--- start of Records for this task ---
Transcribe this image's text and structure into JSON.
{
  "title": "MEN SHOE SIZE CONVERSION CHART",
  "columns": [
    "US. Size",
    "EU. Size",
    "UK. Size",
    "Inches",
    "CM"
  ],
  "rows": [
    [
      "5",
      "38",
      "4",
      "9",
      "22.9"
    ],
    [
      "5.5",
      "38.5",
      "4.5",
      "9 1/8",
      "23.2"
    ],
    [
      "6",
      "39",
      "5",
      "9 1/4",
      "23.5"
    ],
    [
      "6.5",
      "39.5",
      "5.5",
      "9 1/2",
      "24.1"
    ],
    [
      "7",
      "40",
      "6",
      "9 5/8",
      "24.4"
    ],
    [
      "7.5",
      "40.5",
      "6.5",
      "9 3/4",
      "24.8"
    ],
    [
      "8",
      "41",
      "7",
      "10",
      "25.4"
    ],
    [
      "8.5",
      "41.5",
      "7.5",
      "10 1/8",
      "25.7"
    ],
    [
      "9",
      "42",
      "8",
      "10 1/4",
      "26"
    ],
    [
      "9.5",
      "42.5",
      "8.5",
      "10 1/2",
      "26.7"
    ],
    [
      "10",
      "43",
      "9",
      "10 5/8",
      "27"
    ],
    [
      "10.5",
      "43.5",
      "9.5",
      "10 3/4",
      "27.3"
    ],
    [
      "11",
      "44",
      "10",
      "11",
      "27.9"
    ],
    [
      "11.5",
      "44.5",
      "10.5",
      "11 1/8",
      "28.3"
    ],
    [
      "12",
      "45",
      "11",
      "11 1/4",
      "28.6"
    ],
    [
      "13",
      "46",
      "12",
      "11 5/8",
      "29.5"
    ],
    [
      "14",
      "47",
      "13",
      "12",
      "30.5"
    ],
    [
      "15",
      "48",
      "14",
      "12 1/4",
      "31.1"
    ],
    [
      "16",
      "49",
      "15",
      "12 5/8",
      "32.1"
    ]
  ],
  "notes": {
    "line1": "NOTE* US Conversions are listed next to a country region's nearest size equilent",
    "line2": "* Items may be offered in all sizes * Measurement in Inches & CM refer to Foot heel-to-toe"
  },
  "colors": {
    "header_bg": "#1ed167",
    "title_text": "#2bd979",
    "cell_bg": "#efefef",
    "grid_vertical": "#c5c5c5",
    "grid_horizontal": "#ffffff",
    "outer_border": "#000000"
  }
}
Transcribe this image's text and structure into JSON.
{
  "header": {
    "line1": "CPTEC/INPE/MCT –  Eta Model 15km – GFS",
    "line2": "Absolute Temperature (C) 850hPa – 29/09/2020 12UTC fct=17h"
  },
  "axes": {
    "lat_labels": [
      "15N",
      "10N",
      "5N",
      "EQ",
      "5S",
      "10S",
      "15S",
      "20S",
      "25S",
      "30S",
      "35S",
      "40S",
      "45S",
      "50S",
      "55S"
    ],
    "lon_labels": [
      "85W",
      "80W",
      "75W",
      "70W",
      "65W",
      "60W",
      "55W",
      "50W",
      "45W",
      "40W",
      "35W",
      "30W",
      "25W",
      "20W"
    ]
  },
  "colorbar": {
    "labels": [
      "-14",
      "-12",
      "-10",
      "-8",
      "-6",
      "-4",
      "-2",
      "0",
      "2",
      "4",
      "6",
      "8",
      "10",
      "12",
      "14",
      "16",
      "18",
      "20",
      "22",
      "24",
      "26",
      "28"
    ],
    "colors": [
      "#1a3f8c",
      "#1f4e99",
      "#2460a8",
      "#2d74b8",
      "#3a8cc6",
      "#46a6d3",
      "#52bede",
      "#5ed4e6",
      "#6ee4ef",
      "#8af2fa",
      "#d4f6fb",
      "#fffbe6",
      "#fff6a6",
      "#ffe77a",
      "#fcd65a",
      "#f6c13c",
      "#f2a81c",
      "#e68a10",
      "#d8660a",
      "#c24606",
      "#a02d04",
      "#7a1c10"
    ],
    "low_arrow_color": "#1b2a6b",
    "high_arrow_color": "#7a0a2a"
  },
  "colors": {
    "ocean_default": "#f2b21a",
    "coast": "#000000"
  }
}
--- end of Records for this task ---
- **Exercise brief**
Repeat each record in full; every line must match exactly.

- **Written answer**
Transcribe this image's text and structure into JSON.
{
  "title": "MEN SHOE SIZE CONVERSION CHART",
  "columns": [
    "US. Size",
    "EU. Size",
    "UK. Size",
    "Inches",
    "CM"
  ],
  "rows": [
    [
      "5",
      "38",
      "4",
      "9",
      "22.9"
    ],
    [
      "5.5",
      "38.5",
      "4.5",
      "9 1/8",
      "23.2"
    ],
    [
      "6",
      "39",
      "5",
      "9 1/4",
      "23.5"
    ],
    [
      "6.5",
      "39.5",
      "5.5",
      "9 1/2",
      "24.1"
    ],
    [
      "7",
      "40",
      "6",
      "9 5/8",
      "24.4"
    ],
    [
      "7.5",
      "40.5",
      "6.5",
      "9 3/4",
      "24.8"
    ],
    [
      "8",
      "41",
      "7",
      "10",
      "25.4"
    ],
    [
      "8.5",
      "41.5",
      "7.5",
      "10 1/8",
      "25.7"
    ],
    [
      "9",
      "42",
      "8",
      "10 1/4",
      "26"
    ],
    [
      "9.5",
      "42.5",
      "8.5",
      "10 1/2",
      "26.7"
    ],
    [
      "10",
      "43",
      "9",
      "10 5/8",
      "27"
    ],
    [
      "10.5",
      "43.5",
      "9.5",
      "10 3/4",
      "27.3"
    ],
    [
      "11",
      "44",
      "10",
      "11",
      "27.9"
    ],
    [
      "11.5",
      "44.5",
      "10.5",
      "11 1/8",
      "28.3"
    ],
    [
      "12",
      "45",
      "11",
      "11 1/4",
      "28.6"
    ],
    [
      "13",
      "46",
      "12",
      "11 5/8",
      "29.5"
    ],
    [
      "14",
      "47",
      "13",
      "12",
      "30.5"
    ],
    [
      "15",
      "48",
      "14",
      "12 1/4",
      "31.1"
    ],
    [
      "16",
      "49",
      "15",
      "12 5/8",
      "32.1"
    ]
  ],
  "notes": {
    "line1": "NOTE* US Conversions are listed next to a country region's nearest size equilent",
    "line2": "* Items may be offered in all sizes * Measurement in Inches & CM refer to Foot heel-to-toe"
  },
  "colors": {
    "header_bg": "#1ed167",
    "title_text": "#2bd979",
    "cell_bg": "#efefef",
    "grid_vertical": "#c5c5c5",
    "grid_horizontal": "#ffffff",
    "outer_border": "#000000"
  }
}
Transcribe this image's text and structure into JSON.
{
  "header": {
    "line1": "CPTEC/INPE/MCT –  Eta Model 15km – GFS",
    "line2": "Absolute Temperature (C) 850hPa – 29/09/2020 12UTC fct=17h"
  },
  "axes": {
    "lat_labels": [
      "15N",
      "10N",
      "5N",
      "EQ",
      "5S",
      "10S",
      "15S",
      "20S",
      "25S",
      "30S",
      "35S",
      "40S",
      "45S",
      "50S",
      "55S"
    ],
    "lon_labels": [
      "85W",
      "80W",
      "75W",
      "70W",
      "65W",
      "60W",
      "55W",
      "50W",
      "45W",
      "40W",
      "35W",
      "30W",
      "25W",
      "20W"
    ]
  },
  "colorbar": {
    "labels": [
      "-14",
      "-12",
      "-10",
      "-8",
      "-6",
      "-4",
      "-2",
      "0",
      "2",
      "4",
      "6",
      "8",
      "10",
      "12",
      "14",
      "16",
      "18",
      "20",
      "22",
      "24",
      "26",
      "28"
    ],
    "colors": [
      "#1a3f8c",
      "#1f4e99",
      "#2460a8",
      "#2d74b8",
      "#3a8cc6",
      "#46a6d3",
      "#52bede",
      "#5ed4e6",
      "#6ee4ef",
      "#8af2fa",
      "#d4f6fb",
      "#fffbe6",
      "#fff6a6",
      "#ffe77a",
      "#fcd65a",
      "#f6c13c",
      "#f2a81c",
      "#e68a10",
      "#d8660a",
      "#c24606",
      "#a02d04",
      "#7a1c10"
    ],
    "low_arrow_color": "#1b2a6b",
    "high_arrow_color": "#7a0a2a"
  },
  "colors": {
    "ocean_default": "#f2b21a",
    "coast": "#000000"
  }
}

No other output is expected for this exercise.